- REQUIREMENTS: Give back only the lines from the one with "Extract the structured" through the last line of the data, exactly as they appear.

- MATERIAL:
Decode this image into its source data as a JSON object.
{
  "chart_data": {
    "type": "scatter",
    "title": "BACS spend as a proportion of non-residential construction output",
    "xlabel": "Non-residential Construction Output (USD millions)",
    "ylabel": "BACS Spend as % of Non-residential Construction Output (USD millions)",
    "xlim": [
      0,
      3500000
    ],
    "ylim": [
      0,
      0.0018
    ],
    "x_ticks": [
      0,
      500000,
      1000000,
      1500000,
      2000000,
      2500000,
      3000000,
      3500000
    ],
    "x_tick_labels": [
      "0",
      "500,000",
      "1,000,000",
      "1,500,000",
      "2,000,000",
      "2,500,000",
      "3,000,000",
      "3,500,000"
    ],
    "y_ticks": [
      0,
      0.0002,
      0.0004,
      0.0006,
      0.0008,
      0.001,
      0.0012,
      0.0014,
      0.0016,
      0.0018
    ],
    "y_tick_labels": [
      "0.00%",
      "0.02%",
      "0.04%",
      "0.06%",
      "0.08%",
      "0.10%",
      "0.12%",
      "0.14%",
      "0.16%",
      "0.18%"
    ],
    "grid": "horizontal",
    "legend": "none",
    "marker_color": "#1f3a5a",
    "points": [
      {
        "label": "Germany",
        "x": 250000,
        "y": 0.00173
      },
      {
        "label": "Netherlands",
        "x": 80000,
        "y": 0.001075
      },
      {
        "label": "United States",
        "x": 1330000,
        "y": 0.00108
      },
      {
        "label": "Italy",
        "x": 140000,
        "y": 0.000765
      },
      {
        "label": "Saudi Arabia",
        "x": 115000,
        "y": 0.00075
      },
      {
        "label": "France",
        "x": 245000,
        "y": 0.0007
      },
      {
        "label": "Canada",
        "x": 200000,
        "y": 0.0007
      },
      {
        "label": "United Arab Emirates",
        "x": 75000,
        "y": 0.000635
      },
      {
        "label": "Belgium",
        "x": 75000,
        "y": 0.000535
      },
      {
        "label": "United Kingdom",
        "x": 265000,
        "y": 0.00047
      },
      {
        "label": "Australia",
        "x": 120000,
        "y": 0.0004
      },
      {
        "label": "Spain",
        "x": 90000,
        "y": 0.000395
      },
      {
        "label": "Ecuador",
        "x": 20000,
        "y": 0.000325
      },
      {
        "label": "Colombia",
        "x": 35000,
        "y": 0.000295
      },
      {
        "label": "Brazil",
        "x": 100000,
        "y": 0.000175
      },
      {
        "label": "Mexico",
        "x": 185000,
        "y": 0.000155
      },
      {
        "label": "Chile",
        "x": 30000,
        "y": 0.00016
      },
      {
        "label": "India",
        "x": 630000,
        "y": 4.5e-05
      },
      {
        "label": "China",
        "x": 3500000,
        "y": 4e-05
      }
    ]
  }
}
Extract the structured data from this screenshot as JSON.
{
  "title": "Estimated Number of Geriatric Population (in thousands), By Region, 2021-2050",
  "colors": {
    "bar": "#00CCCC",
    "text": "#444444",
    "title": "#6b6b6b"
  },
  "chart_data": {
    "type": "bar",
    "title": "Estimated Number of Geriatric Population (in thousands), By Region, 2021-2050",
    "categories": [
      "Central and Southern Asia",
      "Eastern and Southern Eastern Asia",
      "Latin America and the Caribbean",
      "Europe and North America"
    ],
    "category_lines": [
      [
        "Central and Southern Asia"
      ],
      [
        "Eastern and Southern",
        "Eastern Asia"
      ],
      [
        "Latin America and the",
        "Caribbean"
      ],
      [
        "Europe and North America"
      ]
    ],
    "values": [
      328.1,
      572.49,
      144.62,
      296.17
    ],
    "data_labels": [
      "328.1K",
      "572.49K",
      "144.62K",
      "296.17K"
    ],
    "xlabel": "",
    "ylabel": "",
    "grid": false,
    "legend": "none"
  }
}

- FULL ANSWER:
Extract the structured data from this screenshot as JSON.
{
  "title": "Estimated Number of Geriatric Population (in thousands), By Region, 2021-2050",
  "colors": {
    "bar": "#00CCCC",
    "text": "#444444",
    "title": "#6b6b6b"
  },
  "chart_data": {
    "type": "bar",
    "title": "Estimated Number of Geriatric Population (in thousands), By Region, 2021-2050",
    "categories": [
      "Central and Southern Asia",
      "Eastern and Southern Eastern Asia",
      "Latin America and the Caribbean",
      "Europe and North America"
    ],
    "category_lines": [
      [
        "Central and Southern Asia"
      ],
      [
        "Eastern and Southern",
        "Eastern Asia"
      ],
      [
        "Latin America and the",
        "Caribbean"
      ],
      [
        "Europe and North America"
      ]
    ],
    "values": [
      328.1,
      572.49,
      144.62,
      296.17
    ],
    "data_labels": [
      "328.1K",
      "572.49K",
      "144.62K",
      "296.17K"
    ],
    "xlabel": "",
    "ylabel": "",
    "grid": false,
    "legend": "none"
  }
}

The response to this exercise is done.